### Brief:
Return all lines from the listing below that include the word "masks".
==================================================
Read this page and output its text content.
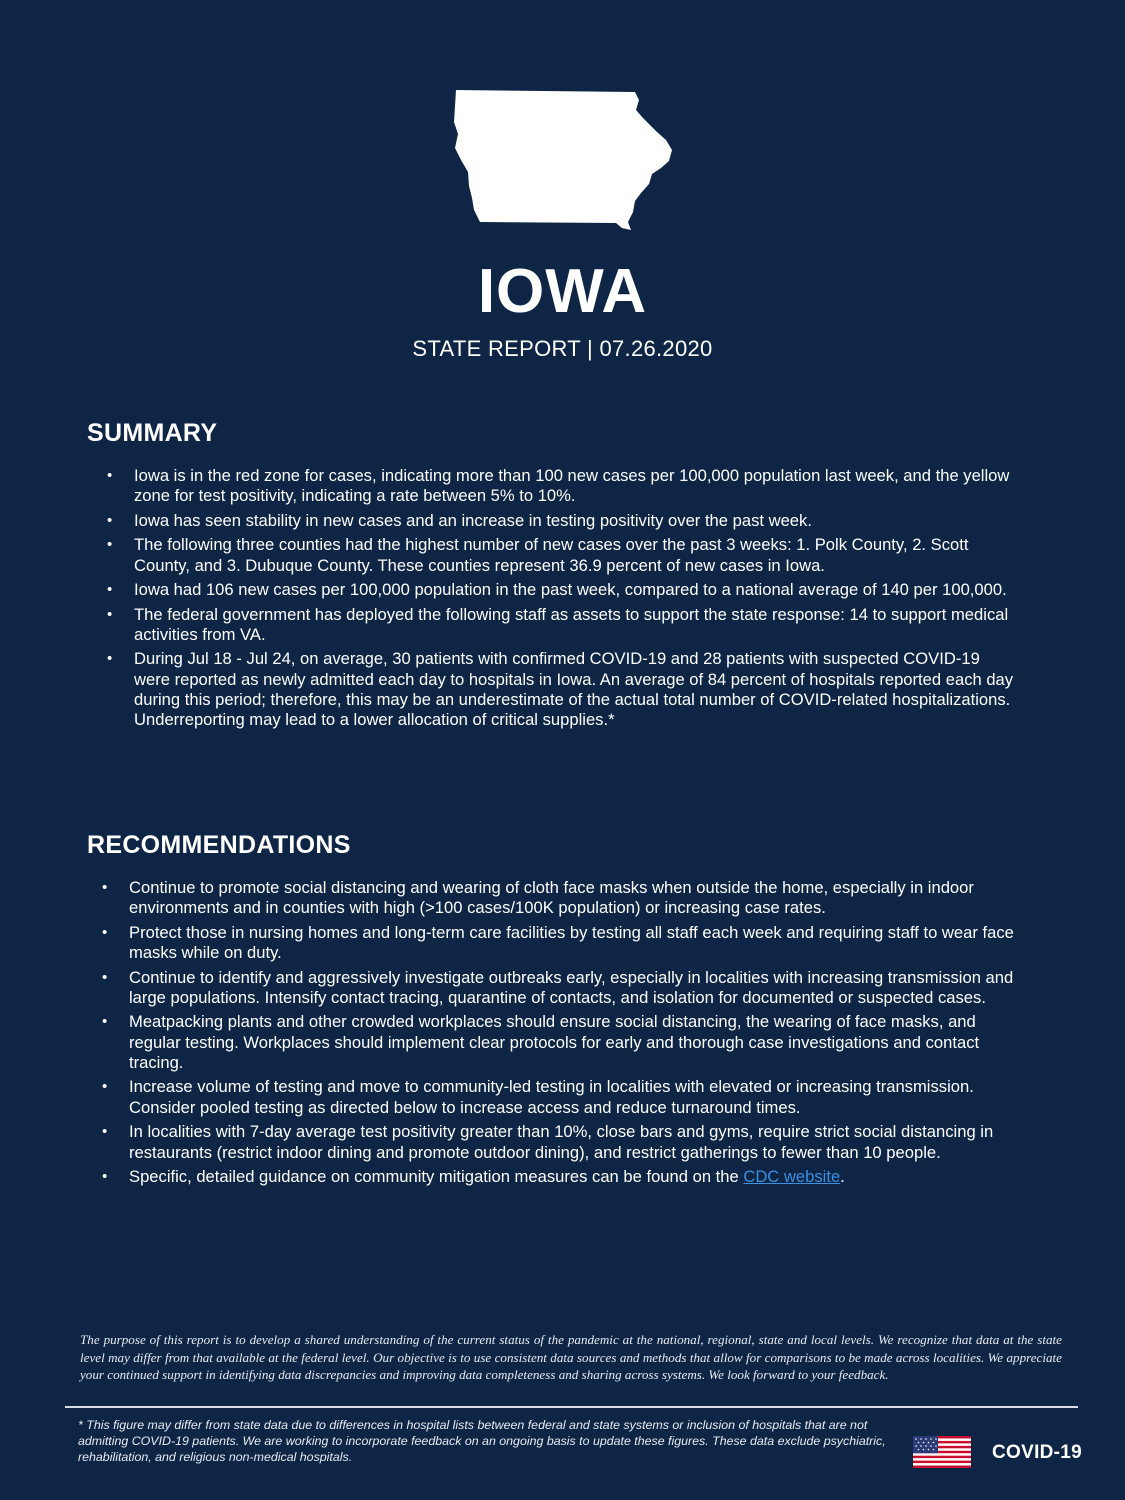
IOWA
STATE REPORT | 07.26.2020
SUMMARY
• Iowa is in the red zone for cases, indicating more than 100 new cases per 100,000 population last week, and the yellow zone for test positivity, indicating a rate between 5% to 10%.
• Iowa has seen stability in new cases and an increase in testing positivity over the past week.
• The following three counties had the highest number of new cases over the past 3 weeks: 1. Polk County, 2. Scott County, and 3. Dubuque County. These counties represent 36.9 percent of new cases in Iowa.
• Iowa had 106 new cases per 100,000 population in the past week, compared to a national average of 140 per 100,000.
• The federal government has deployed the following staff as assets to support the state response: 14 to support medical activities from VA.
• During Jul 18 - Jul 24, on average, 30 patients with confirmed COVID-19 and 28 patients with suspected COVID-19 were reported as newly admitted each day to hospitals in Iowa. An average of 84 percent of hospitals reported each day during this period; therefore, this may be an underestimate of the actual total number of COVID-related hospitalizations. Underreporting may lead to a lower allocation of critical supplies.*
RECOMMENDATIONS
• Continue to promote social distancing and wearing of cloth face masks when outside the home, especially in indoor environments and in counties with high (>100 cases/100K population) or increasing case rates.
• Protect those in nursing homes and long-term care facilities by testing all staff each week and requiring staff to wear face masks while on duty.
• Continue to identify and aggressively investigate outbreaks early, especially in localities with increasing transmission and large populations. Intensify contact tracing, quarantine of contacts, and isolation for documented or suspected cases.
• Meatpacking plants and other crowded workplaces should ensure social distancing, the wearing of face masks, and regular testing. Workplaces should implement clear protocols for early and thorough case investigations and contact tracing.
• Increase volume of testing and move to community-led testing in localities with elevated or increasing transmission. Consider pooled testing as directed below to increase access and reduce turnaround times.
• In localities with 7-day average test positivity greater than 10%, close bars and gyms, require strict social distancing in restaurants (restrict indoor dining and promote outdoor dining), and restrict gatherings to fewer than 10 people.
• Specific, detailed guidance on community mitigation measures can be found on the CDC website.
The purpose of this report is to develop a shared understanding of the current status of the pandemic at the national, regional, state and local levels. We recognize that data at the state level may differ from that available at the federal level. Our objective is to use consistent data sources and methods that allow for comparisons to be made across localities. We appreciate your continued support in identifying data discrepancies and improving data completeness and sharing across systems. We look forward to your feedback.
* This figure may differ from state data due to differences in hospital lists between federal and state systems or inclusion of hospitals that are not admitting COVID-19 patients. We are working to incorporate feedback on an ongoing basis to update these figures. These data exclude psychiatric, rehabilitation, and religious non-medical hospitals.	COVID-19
==================================================
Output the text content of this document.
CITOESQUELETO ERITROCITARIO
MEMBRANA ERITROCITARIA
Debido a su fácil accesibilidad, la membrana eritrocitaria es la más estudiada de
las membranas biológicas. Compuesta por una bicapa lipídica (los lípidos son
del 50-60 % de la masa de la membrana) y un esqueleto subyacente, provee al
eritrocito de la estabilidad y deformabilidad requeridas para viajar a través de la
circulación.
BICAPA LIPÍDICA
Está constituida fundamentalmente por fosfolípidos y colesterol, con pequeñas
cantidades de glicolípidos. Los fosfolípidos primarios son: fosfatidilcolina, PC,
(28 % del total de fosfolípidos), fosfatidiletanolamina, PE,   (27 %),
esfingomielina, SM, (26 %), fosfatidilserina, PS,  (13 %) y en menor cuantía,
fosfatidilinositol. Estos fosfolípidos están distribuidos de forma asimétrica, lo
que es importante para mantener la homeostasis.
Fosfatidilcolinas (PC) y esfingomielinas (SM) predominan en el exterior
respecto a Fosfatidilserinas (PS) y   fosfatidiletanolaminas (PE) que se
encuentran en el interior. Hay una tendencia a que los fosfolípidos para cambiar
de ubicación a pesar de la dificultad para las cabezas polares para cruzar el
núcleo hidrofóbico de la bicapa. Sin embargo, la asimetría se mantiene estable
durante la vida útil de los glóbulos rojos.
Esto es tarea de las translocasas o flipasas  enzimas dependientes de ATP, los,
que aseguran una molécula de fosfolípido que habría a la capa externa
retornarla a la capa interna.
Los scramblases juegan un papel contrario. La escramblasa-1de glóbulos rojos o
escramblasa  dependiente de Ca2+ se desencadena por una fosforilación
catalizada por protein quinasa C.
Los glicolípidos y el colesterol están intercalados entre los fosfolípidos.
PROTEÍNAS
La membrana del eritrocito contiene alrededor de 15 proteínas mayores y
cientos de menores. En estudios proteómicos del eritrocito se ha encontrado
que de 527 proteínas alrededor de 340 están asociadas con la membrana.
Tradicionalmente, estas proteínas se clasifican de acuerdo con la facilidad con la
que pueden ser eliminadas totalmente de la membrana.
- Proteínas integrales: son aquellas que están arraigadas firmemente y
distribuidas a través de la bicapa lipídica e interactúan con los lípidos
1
==================================================
### Response to this task:
• Continue to promote social distancing and wearing of cloth face masks when outside the home, especially in indoor environments and in counties with high (>100 cases/100K population) or increasing case rates.
• Protect those in nursing homes and long-term care facilities by testing all staff each week and requiring staff to wear face masks while on duty.
• Meatpacking plants and other crowded workplaces should ensure social distancing, the wearing of face masks, and regular testing. Workplaces should implement clear protocols for early and thorough case investigations and contact tracing.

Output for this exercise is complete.